Records contained in a dataset
━━━━━━━━━━━━━━━━━━━━

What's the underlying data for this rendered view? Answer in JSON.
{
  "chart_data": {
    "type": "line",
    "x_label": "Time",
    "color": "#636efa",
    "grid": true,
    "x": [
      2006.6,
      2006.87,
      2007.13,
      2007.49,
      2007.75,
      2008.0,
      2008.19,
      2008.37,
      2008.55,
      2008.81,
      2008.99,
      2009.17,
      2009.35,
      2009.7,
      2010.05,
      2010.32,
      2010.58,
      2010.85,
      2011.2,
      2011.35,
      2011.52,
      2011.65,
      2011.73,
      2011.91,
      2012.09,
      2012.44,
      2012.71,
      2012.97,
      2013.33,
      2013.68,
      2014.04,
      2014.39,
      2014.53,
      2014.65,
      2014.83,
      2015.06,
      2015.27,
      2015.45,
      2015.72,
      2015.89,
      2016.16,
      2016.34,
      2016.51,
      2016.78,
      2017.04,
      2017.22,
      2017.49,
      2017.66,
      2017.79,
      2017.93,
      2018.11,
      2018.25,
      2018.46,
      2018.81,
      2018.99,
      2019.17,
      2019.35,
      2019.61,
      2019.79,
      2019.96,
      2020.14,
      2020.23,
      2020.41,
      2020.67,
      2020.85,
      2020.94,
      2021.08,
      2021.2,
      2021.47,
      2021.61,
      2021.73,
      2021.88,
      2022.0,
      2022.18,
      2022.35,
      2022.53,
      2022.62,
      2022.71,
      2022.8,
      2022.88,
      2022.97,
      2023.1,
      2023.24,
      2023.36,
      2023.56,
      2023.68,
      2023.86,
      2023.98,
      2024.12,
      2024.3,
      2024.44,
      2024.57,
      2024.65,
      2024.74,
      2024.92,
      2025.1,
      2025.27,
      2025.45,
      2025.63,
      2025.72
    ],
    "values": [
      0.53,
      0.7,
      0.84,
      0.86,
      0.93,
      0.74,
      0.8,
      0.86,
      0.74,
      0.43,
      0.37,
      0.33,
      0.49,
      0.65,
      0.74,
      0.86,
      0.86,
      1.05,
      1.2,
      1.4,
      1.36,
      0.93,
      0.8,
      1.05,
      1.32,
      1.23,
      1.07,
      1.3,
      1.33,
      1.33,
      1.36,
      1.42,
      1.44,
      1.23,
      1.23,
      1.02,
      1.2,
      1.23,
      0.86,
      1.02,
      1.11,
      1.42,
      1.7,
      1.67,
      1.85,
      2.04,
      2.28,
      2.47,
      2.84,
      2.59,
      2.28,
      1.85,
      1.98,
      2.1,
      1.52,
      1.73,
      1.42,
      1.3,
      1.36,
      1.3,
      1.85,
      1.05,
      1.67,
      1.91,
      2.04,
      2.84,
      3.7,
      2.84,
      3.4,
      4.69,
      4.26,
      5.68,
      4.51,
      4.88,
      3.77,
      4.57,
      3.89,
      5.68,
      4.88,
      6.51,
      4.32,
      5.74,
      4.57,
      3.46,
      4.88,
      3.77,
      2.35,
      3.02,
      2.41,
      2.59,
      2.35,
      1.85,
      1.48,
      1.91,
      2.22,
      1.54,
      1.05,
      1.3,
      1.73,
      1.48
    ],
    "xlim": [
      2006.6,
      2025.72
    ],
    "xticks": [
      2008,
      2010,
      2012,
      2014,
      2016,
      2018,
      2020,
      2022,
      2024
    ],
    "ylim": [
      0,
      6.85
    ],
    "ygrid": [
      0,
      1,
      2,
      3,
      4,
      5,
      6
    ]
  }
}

━━━━━━━━━━━━━━━━━━━━

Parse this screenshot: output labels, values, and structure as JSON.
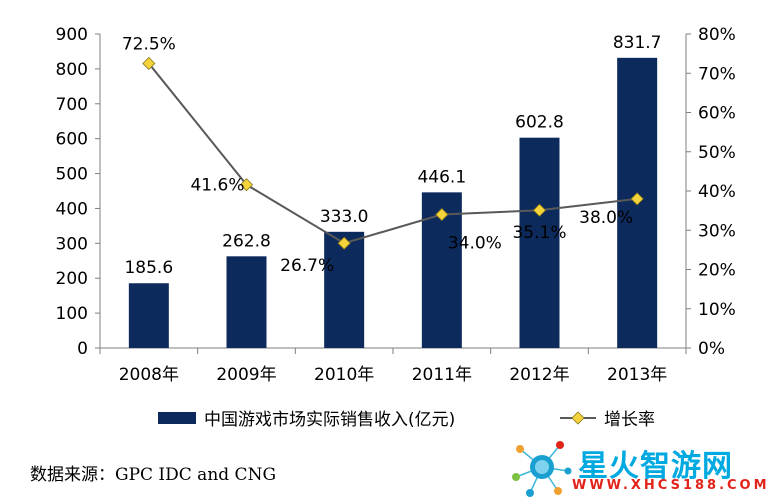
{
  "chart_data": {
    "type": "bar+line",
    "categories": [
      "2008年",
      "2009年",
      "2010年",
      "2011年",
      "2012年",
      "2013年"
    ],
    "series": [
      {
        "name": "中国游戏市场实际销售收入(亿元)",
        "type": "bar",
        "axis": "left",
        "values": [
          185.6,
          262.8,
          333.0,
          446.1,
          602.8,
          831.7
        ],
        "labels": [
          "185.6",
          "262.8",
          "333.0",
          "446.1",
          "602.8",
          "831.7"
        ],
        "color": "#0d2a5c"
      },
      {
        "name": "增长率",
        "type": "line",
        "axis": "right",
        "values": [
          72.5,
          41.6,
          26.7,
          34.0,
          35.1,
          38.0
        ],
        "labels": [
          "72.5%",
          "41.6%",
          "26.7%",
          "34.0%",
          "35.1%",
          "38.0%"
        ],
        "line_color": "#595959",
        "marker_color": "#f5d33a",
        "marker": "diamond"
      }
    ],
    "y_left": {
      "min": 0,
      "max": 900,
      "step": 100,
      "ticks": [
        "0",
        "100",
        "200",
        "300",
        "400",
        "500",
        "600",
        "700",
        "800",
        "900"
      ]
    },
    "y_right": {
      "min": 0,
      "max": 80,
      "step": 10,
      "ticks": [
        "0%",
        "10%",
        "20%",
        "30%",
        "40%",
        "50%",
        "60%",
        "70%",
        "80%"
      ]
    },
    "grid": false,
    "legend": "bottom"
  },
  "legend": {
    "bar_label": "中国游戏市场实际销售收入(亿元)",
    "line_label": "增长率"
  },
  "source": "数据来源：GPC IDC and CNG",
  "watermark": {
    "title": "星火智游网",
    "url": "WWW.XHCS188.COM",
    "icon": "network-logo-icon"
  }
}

━━━━━━━━━━━━━━━━━━━━

SET PROBLEM. Tally the lines of the records holding the word "values", then state only the tally.

RESULT OF THIS TASK. 4